## SUPPLIED RECORDS:
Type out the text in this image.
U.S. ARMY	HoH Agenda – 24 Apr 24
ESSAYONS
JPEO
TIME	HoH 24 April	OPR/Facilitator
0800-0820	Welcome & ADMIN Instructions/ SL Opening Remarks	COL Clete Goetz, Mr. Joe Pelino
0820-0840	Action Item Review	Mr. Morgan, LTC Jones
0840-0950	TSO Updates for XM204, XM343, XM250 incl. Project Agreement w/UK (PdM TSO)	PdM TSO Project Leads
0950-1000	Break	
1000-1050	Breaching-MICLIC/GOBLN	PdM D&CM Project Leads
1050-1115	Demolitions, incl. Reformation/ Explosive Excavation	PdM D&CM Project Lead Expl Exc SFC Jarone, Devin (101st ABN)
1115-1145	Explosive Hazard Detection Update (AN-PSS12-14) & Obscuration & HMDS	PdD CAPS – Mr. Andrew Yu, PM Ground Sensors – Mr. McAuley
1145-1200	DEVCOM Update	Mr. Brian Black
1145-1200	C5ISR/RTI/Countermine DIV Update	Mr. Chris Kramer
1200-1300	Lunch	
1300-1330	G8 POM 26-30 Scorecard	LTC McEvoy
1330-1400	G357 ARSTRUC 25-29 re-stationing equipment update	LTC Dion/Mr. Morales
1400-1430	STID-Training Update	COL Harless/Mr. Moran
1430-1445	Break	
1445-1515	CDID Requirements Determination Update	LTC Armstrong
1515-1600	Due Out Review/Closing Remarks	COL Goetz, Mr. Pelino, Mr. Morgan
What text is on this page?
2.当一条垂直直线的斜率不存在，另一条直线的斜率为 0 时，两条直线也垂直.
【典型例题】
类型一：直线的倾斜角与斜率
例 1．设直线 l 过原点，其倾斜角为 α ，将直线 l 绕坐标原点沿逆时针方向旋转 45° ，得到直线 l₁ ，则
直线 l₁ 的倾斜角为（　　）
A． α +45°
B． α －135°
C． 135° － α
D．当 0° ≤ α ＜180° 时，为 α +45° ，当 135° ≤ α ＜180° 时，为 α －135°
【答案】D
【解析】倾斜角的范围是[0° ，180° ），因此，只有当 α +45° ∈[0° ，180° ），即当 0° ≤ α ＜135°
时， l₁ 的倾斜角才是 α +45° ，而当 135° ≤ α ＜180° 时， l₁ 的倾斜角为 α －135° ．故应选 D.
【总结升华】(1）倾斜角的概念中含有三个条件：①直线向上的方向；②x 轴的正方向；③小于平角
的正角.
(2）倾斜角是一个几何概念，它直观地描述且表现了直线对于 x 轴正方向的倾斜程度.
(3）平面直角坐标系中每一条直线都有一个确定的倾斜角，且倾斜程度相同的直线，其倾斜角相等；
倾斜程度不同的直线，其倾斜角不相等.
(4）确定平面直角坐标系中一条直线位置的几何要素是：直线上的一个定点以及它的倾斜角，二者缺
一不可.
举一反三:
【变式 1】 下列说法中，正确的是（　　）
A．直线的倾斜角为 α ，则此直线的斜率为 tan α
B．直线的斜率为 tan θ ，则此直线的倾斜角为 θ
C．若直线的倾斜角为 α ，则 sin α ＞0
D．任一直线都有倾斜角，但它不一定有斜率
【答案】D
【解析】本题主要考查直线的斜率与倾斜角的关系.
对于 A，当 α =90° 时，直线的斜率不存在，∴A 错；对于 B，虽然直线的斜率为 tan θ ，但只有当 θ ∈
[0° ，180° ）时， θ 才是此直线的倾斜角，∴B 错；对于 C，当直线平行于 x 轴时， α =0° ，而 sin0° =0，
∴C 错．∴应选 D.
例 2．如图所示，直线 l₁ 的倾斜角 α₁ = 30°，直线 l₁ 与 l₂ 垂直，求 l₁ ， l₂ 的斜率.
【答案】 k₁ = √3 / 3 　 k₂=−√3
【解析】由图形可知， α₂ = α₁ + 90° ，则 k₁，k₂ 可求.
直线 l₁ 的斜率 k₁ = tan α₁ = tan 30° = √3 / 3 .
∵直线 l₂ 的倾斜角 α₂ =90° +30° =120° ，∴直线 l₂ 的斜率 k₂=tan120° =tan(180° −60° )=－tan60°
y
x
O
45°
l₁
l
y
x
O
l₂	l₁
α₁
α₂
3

* * *

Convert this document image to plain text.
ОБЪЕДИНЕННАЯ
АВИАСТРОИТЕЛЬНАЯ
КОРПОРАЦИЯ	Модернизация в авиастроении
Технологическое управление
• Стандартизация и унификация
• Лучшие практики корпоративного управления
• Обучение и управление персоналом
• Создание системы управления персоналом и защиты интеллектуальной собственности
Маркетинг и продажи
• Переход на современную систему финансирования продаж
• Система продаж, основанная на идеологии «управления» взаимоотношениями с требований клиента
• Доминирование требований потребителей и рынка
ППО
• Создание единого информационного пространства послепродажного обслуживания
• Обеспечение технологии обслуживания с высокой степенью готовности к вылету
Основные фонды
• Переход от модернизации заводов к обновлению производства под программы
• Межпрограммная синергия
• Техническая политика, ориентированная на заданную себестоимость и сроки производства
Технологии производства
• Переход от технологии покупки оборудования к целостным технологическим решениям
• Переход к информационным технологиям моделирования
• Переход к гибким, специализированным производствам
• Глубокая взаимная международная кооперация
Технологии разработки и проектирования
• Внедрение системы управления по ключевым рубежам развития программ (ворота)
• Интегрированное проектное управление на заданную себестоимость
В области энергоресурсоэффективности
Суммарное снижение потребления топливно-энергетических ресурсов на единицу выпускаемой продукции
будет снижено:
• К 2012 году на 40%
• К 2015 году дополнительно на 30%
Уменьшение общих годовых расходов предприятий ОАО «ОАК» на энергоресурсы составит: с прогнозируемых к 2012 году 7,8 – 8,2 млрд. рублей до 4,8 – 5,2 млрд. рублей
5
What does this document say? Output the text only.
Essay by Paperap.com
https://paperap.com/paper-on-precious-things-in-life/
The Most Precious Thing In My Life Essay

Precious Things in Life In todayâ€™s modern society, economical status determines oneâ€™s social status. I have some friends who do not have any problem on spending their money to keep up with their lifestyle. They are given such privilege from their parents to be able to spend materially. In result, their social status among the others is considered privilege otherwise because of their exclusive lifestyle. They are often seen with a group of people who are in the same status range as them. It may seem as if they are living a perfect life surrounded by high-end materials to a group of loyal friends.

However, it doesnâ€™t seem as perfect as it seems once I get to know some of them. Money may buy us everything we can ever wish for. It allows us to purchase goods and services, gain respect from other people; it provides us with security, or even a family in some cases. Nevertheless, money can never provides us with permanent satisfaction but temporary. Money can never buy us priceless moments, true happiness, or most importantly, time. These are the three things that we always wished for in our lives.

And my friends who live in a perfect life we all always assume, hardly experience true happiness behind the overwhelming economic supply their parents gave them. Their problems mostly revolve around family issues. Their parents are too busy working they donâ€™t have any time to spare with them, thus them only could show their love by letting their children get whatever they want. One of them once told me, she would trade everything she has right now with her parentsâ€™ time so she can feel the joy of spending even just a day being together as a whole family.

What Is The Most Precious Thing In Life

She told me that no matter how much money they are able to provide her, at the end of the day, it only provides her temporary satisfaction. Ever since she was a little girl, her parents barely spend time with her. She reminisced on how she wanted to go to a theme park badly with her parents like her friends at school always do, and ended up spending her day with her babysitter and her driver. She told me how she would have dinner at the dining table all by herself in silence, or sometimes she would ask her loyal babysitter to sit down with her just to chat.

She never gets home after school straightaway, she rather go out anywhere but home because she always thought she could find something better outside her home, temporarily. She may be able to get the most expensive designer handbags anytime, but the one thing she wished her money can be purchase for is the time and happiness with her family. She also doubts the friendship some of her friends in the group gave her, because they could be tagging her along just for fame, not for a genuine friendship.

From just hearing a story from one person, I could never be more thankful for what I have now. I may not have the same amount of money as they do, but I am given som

## TASK BRIEF:
Go through the data and gather every line that holds "Project".

## TASK ANSWER:
0840-0950	TSO Updates for XM204, XM343, XM250 incl. Project Agreement w/UK (PdM TSO)	PdM TSO Project Leads
1000-1050	Breaching-MICLIC/GOBLN	PdM D&CM Project Leads
1050-1115	Demolitions, incl. Reformation/ Explosive Excavation	PdM D&CM Project Lead Expl Exc SFC Jarone, Devin (101st ABN)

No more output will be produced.